* **What is needed**:
Count the lines in the records below that contain the word "Mária", and reply with only that number.

— Start Input data —

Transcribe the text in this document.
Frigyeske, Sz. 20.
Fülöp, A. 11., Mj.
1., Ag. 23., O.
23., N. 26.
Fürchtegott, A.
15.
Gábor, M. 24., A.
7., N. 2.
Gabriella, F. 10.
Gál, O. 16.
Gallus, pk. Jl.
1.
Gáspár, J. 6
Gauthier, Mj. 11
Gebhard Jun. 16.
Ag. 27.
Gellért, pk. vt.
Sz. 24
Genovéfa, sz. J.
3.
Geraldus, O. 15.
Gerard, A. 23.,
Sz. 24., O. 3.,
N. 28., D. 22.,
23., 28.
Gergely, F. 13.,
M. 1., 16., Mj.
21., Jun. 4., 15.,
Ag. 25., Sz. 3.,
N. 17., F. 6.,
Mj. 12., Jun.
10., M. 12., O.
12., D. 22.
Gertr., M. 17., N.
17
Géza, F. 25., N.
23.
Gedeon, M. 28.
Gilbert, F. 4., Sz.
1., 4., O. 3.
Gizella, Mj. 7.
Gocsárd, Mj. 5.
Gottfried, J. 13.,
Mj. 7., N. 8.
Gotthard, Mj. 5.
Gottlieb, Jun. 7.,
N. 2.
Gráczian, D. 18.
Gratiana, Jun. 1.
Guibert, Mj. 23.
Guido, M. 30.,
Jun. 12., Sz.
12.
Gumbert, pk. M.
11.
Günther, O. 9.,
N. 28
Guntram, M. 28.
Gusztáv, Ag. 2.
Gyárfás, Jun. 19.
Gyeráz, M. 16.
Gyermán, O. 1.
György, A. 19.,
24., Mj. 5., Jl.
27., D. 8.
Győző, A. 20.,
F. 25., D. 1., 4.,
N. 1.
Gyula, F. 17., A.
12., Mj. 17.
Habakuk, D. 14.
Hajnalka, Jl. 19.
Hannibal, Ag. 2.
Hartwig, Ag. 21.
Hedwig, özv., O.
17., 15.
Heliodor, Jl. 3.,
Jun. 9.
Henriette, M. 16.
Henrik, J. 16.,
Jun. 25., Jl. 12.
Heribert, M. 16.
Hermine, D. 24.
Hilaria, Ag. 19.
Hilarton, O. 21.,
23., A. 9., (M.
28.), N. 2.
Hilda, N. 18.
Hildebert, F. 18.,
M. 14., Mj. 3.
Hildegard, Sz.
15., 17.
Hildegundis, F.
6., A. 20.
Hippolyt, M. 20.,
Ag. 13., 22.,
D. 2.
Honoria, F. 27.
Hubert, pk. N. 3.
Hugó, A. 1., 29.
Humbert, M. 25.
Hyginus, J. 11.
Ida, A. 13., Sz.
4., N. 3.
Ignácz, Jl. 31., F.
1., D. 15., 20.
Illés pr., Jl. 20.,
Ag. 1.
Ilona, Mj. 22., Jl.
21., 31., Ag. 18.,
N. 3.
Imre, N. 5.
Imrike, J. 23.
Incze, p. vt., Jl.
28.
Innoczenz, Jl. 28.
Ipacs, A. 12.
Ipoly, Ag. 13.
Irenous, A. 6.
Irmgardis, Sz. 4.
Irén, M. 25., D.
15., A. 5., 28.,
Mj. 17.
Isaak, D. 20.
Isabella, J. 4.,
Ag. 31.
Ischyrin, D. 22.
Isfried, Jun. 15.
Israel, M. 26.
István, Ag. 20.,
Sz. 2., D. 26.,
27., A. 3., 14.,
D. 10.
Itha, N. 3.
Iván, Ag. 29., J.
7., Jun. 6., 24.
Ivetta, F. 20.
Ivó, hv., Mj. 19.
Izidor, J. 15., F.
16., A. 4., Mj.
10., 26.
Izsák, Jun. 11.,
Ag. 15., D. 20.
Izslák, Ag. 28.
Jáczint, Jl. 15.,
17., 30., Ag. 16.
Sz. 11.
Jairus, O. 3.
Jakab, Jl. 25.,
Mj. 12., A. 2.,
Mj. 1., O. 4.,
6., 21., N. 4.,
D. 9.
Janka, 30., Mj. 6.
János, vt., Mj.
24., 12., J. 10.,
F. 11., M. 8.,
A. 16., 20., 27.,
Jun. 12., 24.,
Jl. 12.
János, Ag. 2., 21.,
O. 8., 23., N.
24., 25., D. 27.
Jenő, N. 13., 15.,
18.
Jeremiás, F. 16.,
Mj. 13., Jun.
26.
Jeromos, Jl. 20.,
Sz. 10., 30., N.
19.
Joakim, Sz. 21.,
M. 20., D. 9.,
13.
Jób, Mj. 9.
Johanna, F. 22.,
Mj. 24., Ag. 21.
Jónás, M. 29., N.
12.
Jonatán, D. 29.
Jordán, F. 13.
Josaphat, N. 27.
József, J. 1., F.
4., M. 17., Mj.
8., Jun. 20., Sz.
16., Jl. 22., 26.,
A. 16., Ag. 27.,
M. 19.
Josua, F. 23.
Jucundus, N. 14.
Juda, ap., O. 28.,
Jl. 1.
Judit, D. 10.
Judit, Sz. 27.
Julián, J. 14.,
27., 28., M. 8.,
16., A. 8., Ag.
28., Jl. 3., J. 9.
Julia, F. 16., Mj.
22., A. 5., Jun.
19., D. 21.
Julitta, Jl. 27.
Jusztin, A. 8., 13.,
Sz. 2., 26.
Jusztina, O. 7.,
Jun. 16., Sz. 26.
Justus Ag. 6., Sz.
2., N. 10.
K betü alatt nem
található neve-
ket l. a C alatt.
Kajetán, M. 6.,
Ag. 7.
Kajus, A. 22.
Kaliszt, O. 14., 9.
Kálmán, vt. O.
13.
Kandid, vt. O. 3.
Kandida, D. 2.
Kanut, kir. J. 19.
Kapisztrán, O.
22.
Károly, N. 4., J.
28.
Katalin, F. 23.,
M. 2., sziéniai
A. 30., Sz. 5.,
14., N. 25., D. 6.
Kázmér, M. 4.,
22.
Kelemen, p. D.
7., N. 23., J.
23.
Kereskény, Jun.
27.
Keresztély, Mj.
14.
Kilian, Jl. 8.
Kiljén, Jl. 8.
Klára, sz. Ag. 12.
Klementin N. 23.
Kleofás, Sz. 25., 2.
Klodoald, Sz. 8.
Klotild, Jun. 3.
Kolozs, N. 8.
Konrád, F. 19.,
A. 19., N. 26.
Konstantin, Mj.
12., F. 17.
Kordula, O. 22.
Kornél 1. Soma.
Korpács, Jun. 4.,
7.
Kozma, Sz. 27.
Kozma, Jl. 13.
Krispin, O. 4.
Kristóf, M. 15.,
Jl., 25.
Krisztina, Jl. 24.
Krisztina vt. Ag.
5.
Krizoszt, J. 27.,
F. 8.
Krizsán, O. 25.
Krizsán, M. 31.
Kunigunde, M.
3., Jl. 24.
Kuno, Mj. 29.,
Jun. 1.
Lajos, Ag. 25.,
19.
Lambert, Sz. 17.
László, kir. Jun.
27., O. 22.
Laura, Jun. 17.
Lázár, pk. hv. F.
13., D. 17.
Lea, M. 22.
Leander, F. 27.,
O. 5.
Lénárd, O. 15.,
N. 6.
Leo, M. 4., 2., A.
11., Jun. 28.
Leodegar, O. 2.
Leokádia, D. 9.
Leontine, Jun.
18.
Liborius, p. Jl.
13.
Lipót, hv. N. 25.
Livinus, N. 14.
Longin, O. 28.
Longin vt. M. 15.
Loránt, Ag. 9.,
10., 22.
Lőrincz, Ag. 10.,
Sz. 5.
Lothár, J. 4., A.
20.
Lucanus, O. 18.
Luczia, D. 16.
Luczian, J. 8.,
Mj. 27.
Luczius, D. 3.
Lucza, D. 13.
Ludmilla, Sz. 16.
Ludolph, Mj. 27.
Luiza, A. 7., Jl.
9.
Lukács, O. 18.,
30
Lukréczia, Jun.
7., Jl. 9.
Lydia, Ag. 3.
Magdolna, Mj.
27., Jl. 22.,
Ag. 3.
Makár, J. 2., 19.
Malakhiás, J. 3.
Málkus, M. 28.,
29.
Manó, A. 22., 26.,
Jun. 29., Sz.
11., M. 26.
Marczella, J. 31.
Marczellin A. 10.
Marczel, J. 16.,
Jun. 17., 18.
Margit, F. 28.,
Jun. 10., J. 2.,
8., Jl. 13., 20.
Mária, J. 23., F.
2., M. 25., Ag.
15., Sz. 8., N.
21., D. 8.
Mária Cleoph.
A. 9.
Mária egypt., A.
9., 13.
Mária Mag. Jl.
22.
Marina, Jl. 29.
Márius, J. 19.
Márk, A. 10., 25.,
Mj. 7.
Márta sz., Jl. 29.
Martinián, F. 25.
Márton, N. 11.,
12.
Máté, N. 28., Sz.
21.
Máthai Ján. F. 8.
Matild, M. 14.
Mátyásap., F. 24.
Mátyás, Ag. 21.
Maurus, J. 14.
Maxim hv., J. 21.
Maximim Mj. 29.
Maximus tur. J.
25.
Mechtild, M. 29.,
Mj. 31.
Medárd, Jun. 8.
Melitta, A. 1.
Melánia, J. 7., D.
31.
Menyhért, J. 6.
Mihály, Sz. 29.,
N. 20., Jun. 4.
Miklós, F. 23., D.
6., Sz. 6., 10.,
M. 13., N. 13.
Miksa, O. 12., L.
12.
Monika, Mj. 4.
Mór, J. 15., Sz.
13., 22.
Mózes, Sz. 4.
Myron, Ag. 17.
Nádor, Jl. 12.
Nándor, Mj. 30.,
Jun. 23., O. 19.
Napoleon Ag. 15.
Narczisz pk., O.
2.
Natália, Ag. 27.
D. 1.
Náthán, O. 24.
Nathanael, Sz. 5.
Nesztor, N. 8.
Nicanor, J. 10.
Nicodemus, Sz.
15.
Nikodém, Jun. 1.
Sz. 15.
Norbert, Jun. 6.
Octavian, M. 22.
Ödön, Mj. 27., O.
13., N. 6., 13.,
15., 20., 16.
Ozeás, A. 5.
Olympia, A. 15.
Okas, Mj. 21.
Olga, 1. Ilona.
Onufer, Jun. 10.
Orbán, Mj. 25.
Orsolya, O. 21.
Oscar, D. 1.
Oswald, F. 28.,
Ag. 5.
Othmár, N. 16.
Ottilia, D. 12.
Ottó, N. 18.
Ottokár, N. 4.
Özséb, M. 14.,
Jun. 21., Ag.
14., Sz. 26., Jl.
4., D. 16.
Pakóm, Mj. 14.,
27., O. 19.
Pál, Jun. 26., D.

— End Input data —

* **Output for this task**:
4